## Work required:
The data below must be repeated exactly. Leave nothing out.

## Data:
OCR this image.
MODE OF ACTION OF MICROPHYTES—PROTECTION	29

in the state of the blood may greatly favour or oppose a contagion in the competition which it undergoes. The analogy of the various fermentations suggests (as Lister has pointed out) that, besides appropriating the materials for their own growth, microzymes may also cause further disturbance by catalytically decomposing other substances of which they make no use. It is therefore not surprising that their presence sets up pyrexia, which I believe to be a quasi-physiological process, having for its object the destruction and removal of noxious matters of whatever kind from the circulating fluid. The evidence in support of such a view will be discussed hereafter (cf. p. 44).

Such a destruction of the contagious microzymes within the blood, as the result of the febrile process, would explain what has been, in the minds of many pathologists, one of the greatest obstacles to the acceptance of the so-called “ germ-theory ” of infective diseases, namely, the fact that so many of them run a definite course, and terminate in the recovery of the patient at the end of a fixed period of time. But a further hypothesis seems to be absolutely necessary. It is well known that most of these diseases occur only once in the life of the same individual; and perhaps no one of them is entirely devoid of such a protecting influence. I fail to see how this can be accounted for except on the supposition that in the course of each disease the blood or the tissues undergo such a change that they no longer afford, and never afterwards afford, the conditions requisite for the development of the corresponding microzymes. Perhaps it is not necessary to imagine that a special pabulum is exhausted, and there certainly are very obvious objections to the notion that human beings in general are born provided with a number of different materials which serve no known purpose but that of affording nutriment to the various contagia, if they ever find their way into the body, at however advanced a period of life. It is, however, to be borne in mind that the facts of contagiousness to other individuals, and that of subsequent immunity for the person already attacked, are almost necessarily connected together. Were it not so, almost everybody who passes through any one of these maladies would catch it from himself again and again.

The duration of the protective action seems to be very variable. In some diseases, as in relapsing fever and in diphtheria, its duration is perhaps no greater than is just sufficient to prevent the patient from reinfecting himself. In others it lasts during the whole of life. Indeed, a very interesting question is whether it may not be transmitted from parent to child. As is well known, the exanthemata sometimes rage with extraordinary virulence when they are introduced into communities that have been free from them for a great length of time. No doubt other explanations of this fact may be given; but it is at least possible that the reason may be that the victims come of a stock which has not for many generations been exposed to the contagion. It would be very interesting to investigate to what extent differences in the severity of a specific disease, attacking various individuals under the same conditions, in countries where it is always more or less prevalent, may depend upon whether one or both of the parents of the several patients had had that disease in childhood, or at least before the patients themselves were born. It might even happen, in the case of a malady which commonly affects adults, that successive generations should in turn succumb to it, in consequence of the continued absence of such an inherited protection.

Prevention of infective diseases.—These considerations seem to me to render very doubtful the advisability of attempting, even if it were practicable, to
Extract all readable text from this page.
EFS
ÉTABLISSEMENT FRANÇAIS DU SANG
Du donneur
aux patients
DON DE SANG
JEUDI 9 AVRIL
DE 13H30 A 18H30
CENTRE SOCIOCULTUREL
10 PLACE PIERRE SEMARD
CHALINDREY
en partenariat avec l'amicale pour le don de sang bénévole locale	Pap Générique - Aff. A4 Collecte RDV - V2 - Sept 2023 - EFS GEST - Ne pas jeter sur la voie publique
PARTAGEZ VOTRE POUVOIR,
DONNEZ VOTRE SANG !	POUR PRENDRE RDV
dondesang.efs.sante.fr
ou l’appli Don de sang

## Response box:
OCR this image.
MODE OF ACTION OF MICROPHYTES—PROTECTION	29

in the state of the blood may greatly favour or oppose a contagion in the competition which it undergoes. The analogy of the various fermentations suggests (as Lister has pointed out) that, besides appropriating the materials for their own growth, microzymes may also cause further disturbance by catalytically decomposing other substances of which they make no use. It is therefore not surprising that their presence sets up pyrexia, which I believe to be a quasi-physiological process, having for its object the destruction and removal of noxious matters of whatever kind from the circulating fluid. The evidence in support of such a view will be discussed hereafter (cf. p. 44).

Such a destruction of the contagious microzymes within the blood, as the result of the febrile process, would explain what has been, in the minds of many pathologists, one of the greatest obstacles to the acceptance of the so-called “ germ-theory ” of infective diseases, namely, the fact that so many of them run a definite course, and terminate in the recovery of the patient at the end of a fixed period of time. But a further hypothesis seems to be absolutely necessary. It is well known that most of these diseases occur only once in the life of the same individual; and perhaps no one of them is entirely devoid of such a protecting influence. I fail to see how this can be accounted for except on the supposition that in the course of each disease the blood or the tissues undergo such a change that they no longer afford, and never afterwards afford, the conditions requisite for the development of the corresponding microzymes. Perhaps it is not necessary to imagine that a special pabulum is exhausted, and there certainly are very obvious objections to the notion that human beings in general are born provided with a number of different materials which serve no known purpose but that of affording nutriment to the various contagia, if they ever find their way into the body, at however advanced a period of life. It is, however, to be borne in mind that the facts of contagiousness to other individuals, and that of subsequent immunity for the person already attacked, are almost necessarily connected together. Were it not so, almost everybody who passes through any one of these maladies would catch it from himself again and again.

The duration of the protective action seems to be very variable. In some diseases, as in relapsing fever and in diphtheria, its duration is perhaps no greater than is just sufficient to prevent the patient from reinfecting himself. In others it lasts during the whole of life. Indeed, a very interesting question is whether it may not be transmitted from parent to child. As is well known, the exanthemata sometimes rage with extraordinary virulence when they are introduced into communities that have been free from them for a great length of time. No doubt other explanations of this fact may be given; but it is at least possible that the reason may be that the victims come of a stock which has not for many generations been exposed to the contagion. It would be very interesting to investigate to what extent differences in the severity of a specific disease, attacking various individuals under the same conditions, in countries where it is always more or less prevalent, may depend upon whether one or both of the parents of the several patients had had that disease in childhood, or at least before the patients themselves were born. It might even happen, in the case of a malady which commonly affects adults, that successive generations should in turn succumb to it, in consequence of the continued absence of such an inherited protection.

Prevention of infective diseases.—These considerations seem to me to render very doubtful the advisability of attempting, even if it were practicable, to
Extract all readable text from this page.
EFS
ÉTABLISSEMENT FRANÇAIS DU SANG
Du donneur
aux patients
DON DE SANG
JEUDI 9 AVRIL
DE 13H30 A 18H30
CENTRE SOCIOCULTUREL
10 PLACE PIERRE SEMARD
CHALINDREY
en partenariat avec l'amicale pour le don de sang bénévole locale	Pap Générique - Aff. A4 Collecte RDV - V2 - Sept 2023 - EFS GEST - Ne pas jeter sur la voie publique
PARTAGEZ VOTRE POUVOIR,
DONNEZ VOTRE SANG !	POUR PRENDRE RDV
dondesang.efs.sante.fr
ou l’appli Don de sang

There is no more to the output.